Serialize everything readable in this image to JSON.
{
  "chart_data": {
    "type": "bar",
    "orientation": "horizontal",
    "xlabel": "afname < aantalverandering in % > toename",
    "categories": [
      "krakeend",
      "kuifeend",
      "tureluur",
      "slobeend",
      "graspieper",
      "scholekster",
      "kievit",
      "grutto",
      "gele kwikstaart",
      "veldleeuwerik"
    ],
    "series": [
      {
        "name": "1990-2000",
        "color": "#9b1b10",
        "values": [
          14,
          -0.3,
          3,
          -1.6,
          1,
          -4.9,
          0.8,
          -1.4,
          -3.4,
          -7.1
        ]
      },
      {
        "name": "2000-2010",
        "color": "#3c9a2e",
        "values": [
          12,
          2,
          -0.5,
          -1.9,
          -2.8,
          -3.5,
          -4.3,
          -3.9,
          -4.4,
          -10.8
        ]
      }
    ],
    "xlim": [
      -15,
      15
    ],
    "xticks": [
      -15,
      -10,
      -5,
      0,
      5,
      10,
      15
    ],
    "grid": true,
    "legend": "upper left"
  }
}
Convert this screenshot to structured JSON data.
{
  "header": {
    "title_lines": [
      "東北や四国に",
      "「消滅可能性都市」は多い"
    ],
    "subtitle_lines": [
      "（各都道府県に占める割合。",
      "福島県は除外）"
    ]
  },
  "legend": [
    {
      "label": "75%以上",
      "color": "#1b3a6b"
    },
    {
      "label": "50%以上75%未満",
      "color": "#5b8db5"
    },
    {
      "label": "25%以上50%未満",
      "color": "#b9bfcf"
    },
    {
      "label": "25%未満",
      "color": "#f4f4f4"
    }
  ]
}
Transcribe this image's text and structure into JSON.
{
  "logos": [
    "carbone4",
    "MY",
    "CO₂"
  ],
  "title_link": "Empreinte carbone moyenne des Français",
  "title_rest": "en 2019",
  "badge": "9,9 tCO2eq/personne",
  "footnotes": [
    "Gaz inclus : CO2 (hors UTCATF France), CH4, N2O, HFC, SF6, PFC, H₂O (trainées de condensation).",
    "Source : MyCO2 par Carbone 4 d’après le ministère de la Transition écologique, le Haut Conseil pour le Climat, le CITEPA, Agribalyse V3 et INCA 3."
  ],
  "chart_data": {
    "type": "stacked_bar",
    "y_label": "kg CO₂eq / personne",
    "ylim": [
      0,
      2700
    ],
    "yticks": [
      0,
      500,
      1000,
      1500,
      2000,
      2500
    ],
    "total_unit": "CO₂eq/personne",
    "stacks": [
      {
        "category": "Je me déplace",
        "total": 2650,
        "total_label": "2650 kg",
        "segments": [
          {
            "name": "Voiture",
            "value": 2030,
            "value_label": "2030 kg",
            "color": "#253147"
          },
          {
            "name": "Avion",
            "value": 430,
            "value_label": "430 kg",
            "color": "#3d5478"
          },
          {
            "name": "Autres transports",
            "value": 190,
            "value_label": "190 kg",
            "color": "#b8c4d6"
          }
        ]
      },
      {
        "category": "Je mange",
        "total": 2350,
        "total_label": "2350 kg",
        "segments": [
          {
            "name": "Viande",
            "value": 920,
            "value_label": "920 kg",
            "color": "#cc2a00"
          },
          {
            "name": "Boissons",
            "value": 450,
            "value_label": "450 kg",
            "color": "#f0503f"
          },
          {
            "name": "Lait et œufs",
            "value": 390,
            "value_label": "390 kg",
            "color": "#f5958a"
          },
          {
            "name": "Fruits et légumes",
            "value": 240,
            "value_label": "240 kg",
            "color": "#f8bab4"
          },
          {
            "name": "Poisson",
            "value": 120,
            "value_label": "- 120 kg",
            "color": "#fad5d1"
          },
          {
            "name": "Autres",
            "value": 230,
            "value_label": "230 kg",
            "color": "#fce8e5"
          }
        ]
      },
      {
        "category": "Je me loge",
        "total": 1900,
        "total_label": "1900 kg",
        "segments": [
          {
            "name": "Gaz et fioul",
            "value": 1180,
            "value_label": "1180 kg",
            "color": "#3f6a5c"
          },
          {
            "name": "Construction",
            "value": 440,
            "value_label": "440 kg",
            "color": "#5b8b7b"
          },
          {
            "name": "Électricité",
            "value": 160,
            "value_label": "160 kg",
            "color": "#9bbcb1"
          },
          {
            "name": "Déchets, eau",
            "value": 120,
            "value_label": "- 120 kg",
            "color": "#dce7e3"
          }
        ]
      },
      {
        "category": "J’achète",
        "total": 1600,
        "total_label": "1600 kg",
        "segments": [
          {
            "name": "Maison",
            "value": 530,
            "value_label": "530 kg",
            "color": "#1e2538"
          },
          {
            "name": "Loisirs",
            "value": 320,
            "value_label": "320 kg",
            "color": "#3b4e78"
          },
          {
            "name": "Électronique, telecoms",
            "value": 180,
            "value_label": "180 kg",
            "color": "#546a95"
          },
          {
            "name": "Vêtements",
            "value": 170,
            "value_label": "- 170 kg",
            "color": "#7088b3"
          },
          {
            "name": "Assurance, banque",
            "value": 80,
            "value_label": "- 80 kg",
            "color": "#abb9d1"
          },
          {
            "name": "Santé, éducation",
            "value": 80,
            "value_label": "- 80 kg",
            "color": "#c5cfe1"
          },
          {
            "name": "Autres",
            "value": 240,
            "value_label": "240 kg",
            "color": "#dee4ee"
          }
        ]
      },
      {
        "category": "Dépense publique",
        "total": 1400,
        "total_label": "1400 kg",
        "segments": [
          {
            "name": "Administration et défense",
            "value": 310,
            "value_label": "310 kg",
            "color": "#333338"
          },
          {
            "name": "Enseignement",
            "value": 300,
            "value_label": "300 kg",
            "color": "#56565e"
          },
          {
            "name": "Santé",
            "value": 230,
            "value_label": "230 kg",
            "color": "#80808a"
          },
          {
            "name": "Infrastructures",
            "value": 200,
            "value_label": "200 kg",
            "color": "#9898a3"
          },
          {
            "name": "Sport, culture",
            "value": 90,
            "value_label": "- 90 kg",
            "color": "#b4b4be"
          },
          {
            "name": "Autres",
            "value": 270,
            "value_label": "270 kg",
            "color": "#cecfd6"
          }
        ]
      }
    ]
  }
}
============================================================
= TASK PROMPT =
Output an exact copy of each record.

= EXERCISE RESPONSE =
Serialize everything readable in this image to JSON.
{
  "chart_data": {
    "type": "bar",
    "orientation": "horizontal",
    "xlabel": "afname < aantalverandering in % > toename",
    "categories": [
      "krakeend",
      "kuifeend",
      "tureluur",
      "slobeend",
      "graspieper",
      "scholekster",
      "kievit",
      "grutto",
      "gele kwikstaart",
      "veldleeuwerik"
    ],
    "series": [
      {
        "name": "1990-2000",
        "color": "#9b1b10",
        "values": [
          14,
          -0.3,
          3,
          -1.6,
          1,
          -4.9,
          0.8,
          -1.4,
          -3.4,
          -7.1
        ]
      },
      {
        "name": "2000-2010",
        "color": "#3c9a2e",
        "values": [
          12,
          2,
          -0.5,
          -1.9,
          -2.8,
          -3.5,
          -4.3,
          -3.9,
          -4.4,
          -10.8
        ]
      }
    ],
    "xlim": [
      -15,
      15
    ],
    "xticks": [
      -15,
      -10,
      -5,
      0,
      5,
      10,
      15
    ],
    "grid": true,
    "legend": "upper left"
  }
}
Convert this screenshot to structured JSON data.
{
  "header": {
    "title_lines": [
      "東北や四国に",
      "「消滅可能性都市」は多い"
    ],
    "subtitle_lines": [
      "（各都道府県に占める割合。",
      "福島県は除外）"
    ]
  },
  "legend": [
    {
      "label": "75%以上",
      "color": "#1b3a6b"
    },
    {
      "label": "50%以上75%未満",
      "color": "#5b8db5"
    },
    {
      "label": "25%以上50%未満",
      "color": "#b9bfcf"
    },
    {
      "label": "25%未満",
      "color": "#f4f4f4"
    }
  ]
}
Transcribe this image's text and structure into JSON.
{
  "logos": [
    "carbone4",
    "MY",
    "CO₂"
  ],
  "title_link": "Empreinte carbone moyenne des Français",
  "title_rest": "en 2019",
  "badge": "9,9 tCO2eq/personne",
  "footnotes": [
    "Gaz inclus : CO2 (hors UTCATF France), CH4, N2O, HFC, SF6, PFC, H₂O (trainées de condensation).",
    "Source : MyCO2 par Carbone 4 d’après le ministère de la Transition écologique, le Haut Conseil pour le Climat, le CITEPA, Agribalyse V3 et INCA 3."
  ],
  "chart_data": {
    "type": "stacked_bar",
    "y_label": "kg CO₂eq / personne",
    "ylim": [
      0,
      2700
    ],
    "yticks": [
      0,
      500,
      1000,
      1500,
      2000,
      2500
    ],
    "total_unit": "CO₂eq/personne",
    "stacks": [
      {
        "category": "Je me déplace",
        "total": 2650,
        "total_label": "2650 kg",
        "segments": [
          {
            "name": "Voiture",
            "value": 2030,
            "value_label": "2030 kg",
            "color": "#253147"
          },
          {
            "name": "Avion",
            "value": 430,
            "value_label": "430 kg",
            "color": "#3d5478"
          },
          {
            "name": "Autres transports",
            "value": 190,
            "value_label": "190 kg",
            "color": "#b8c4d6"
          }
        ]
      },
      {
        "category": "Je mange",
        "total": 2350,
        "total_label": "2350 kg",
        "segments": [
          {
            "name": "Viande",
            "value": 920,
            "value_label": "920 kg",
            "color": "#cc2a00"
          },
          {
            "name": "Boissons",
            "value": 450,
            "value_label": "450 kg",
            "color": "#f0503f"
          },
          {
            "name": "Lait et œufs",
            "value": 390,
            "value_label": "390 kg",
            "color": "#f5958a"
          },
          {
            "name": "Fruits et légumes",
            "value": 240,
            "value_label": "240 kg",
            "color": "#f8bab4"
          },
          {
            "name": "Poisson",
            "value": 120,
            "value_label": "- 120 kg",
            "color": "#fad5d1"
          },
          {
            "name": "Autres",
            "value": 230,
            "value_label": "230 kg",
            "color": "#fce8e5"
          }
        ]
      },
      {
        "category": "Je me loge",
        "total": 1900,
        "total_label": "1900 kg",
        "segments": [
          {
            "name": "Gaz et fioul",
            "value": 1180,
            "value_label": "1180 kg",
            "color": "#3f6a5c"
          },
          {
            "name": "Construction",
            "value": 440,
            "value_label": "440 kg",
            "color": "#5b8b7b"
          },
          {
            "name": "Électricité",
            "value": 160,
            "value_label": "160 kg",
            "color": "#9bbcb1"
          },
          {
            "name": "Déchets, eau",
            "value": 120,
            "value_label": "- 120 kg",
            "color": "#dce7e3"
          }
        ]
      },
      {
        "category": "J’achète",
        "total": 1600,
        "total_label": "1600 kg",
        "segments": [
          {
            "name": "Maison",
            "value": 530,
            "value_label": "530 kg",
            "color": "#1e2538"
          },
          {
            "name": "Loisirs",
            "value": 320,
            "value_label": "320 kg",
            "color": "#3b4e78"
          },
          {
            "name": "Électronique, telecoms",
            "value": 180,
            "value_label": "180 kg",
            "color": "#546a95"
          },
          {
            "name": "Vêtements",
            "value": 170,
            "value_label": "- 170 kg",
            "color": "#7088b3"
          },
          {
            "name": "Assurance, banque",
            "value": 80,
            "value_label": "- 80 kg",
            "color": "#abb9d1"
          },
          {
            "name": "Santé, éducation",
            "value": 80,
            "value_label": "- 80 kg",
            "color": "#c5cfe1"
          },
          {
            "name": "Autres",
            "value": 240,
            "value_label": "240 kg",
            "color": "#dee4ee"
          }
        ]
      },
      {
        "category": "Dépense publique",
        "total": 1400,
        "total_label": "1400 kg",
        "segments": [
          {
            "name": "Administration et défense",
            "value": 310,
            "value_label": "310 kg",
            "color": "#333338"
          },
          {
            "name": "Enseignement",
            "value": 300,
            "value_label": "300 kg",
            "color": "#56565e"
          },
          {
            "name": "Santé",
            "value": 230,
            "value_label": "230 kg",
            "color": "#80808a"
          },
          {
            "name": "Infrastructures",
            "value": 200,
            "value_label": "200 kg",
            "color": "#9898a3"
          },
          {
            "name": "Sport, culture",
            "value": 90,
            "value_label": "- 90 kg",
            "color": "#b4b4be"
          },
          {
            "name": "Autres",
            "value": 270,
            "value_label": "270 kg",
            "color": "#cecfd6"
          }
        ]
      }
    ]
  }
}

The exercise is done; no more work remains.